What needs to be done
Copy each line containing the word "blooming" from the records that follow, please.

# start of Stored data

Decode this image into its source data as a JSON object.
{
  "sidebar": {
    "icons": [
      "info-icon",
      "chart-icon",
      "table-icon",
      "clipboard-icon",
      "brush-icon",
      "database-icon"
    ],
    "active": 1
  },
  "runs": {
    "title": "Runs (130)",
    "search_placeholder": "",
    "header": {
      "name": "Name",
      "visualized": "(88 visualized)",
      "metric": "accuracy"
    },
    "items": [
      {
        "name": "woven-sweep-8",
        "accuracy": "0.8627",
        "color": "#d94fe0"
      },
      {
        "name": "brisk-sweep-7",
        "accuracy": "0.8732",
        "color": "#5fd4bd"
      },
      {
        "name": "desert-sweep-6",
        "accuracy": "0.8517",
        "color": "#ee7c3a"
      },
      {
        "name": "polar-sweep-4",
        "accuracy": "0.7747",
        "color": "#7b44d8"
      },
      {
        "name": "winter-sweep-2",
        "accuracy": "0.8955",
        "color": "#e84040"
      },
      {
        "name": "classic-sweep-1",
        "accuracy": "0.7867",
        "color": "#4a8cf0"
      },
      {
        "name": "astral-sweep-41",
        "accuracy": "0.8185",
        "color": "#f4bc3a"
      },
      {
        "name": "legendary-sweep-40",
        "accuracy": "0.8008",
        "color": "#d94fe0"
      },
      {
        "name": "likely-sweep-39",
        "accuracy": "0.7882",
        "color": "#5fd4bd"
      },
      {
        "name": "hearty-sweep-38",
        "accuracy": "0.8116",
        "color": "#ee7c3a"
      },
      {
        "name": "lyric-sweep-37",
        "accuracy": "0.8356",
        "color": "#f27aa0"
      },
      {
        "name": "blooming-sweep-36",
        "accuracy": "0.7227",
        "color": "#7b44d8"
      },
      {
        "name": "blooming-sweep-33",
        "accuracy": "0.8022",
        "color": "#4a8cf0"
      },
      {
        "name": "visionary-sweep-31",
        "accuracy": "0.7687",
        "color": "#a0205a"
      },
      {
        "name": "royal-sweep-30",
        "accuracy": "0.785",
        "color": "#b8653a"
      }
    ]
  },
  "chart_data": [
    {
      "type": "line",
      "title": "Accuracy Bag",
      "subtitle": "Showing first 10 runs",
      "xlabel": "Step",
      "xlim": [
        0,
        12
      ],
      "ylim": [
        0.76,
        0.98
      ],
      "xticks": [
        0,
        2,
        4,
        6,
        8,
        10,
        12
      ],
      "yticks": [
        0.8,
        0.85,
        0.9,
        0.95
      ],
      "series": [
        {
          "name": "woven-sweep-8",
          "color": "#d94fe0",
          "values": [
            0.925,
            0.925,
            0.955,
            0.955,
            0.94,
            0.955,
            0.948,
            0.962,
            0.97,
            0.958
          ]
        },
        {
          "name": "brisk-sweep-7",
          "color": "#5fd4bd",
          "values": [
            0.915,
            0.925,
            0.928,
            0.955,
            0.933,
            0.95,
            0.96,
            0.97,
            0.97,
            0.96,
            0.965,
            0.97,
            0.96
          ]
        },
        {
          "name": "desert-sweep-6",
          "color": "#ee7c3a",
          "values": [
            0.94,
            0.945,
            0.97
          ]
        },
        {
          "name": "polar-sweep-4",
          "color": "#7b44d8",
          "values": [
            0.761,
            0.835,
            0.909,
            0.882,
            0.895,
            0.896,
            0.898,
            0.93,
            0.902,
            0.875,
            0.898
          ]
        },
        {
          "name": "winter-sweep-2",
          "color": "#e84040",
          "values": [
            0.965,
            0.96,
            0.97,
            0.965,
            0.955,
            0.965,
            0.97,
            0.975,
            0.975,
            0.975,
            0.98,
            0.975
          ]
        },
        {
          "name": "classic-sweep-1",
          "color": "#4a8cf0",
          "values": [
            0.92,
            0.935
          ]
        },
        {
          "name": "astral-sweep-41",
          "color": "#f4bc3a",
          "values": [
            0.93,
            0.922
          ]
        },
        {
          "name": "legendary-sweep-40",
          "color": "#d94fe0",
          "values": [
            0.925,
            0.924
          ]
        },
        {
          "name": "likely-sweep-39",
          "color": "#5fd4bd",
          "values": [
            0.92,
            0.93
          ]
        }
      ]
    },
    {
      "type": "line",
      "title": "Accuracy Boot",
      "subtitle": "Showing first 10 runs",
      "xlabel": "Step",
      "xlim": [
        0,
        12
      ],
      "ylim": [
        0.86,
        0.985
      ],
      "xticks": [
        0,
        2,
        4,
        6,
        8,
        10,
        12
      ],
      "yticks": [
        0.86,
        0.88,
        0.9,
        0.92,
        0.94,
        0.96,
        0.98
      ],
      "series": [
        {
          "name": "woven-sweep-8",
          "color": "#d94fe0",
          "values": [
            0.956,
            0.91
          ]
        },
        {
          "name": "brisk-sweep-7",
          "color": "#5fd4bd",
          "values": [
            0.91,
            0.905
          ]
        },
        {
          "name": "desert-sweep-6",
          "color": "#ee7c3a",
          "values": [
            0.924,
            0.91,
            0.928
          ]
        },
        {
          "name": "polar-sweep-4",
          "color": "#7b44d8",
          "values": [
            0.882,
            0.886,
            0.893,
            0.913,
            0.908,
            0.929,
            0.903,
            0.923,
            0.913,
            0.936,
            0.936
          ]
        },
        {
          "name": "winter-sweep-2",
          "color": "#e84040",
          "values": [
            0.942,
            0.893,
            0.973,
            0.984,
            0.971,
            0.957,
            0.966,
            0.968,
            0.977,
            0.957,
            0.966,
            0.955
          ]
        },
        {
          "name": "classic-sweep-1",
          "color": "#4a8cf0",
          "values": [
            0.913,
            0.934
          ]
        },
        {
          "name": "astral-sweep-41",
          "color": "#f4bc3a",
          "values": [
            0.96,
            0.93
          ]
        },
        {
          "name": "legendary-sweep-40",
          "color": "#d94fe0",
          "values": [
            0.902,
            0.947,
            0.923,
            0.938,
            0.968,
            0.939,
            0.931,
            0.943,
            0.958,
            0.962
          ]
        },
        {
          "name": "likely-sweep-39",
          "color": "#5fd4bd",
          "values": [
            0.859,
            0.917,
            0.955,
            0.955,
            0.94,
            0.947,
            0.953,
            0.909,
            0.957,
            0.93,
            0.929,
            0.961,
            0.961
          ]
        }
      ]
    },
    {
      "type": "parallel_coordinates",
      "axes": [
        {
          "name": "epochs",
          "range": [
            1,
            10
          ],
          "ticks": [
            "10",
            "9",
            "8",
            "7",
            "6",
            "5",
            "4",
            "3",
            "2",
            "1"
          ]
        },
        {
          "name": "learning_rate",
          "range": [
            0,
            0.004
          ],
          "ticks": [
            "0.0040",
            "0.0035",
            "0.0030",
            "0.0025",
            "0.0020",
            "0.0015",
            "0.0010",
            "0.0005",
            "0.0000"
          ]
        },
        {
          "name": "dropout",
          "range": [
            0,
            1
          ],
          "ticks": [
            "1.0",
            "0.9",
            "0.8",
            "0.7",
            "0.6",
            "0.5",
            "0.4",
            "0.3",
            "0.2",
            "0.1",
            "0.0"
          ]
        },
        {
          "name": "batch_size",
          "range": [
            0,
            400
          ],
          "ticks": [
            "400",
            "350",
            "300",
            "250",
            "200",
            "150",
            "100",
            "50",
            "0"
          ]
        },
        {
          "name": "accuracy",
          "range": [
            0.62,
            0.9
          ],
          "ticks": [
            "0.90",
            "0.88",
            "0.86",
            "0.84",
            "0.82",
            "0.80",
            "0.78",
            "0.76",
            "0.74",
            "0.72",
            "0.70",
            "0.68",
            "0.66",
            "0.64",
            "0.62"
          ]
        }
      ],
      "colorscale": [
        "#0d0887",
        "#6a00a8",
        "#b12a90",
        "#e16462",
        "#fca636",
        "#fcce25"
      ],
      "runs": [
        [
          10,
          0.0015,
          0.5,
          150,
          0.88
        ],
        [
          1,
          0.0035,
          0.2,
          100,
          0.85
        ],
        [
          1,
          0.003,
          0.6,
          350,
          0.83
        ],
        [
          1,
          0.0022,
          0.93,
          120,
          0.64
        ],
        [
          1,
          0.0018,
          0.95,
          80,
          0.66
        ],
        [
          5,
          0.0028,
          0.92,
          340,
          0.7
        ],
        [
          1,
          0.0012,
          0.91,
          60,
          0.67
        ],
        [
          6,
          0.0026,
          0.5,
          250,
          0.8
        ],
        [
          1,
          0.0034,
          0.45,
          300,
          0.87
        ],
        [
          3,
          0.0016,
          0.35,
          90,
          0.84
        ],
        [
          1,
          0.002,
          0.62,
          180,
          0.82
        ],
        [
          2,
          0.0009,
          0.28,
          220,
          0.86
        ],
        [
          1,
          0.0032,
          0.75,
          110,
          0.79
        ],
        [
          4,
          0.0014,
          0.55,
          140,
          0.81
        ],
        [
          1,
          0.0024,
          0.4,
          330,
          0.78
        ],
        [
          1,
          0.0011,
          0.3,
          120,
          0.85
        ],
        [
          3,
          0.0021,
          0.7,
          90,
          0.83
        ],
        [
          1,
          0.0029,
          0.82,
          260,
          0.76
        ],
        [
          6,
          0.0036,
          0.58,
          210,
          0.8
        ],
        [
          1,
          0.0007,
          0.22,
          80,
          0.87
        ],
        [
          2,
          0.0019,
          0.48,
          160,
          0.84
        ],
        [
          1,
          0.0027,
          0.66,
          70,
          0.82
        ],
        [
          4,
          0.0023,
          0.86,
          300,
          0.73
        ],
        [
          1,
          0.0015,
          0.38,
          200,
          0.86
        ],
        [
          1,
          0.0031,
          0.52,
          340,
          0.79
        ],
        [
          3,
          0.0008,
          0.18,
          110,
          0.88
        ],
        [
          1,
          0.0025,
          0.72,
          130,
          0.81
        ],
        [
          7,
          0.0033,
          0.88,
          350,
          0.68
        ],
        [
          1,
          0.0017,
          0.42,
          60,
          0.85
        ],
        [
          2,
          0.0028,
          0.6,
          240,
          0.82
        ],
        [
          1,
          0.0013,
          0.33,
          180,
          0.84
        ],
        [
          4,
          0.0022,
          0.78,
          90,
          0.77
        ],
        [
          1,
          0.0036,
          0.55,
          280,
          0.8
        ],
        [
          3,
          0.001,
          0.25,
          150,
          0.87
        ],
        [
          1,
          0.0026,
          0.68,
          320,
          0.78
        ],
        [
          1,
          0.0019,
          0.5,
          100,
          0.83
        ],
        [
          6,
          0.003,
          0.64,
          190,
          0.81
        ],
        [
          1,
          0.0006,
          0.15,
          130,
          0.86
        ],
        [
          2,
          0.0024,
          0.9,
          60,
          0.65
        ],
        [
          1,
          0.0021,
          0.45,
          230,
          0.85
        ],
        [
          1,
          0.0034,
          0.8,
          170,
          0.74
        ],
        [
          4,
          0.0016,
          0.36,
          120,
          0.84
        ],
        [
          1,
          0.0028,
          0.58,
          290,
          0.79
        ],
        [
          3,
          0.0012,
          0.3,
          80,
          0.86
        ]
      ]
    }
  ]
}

# end of Stored data

Answer in full
        "name": "blooming-sweep-36",
        "name": "blooming-sweep-33",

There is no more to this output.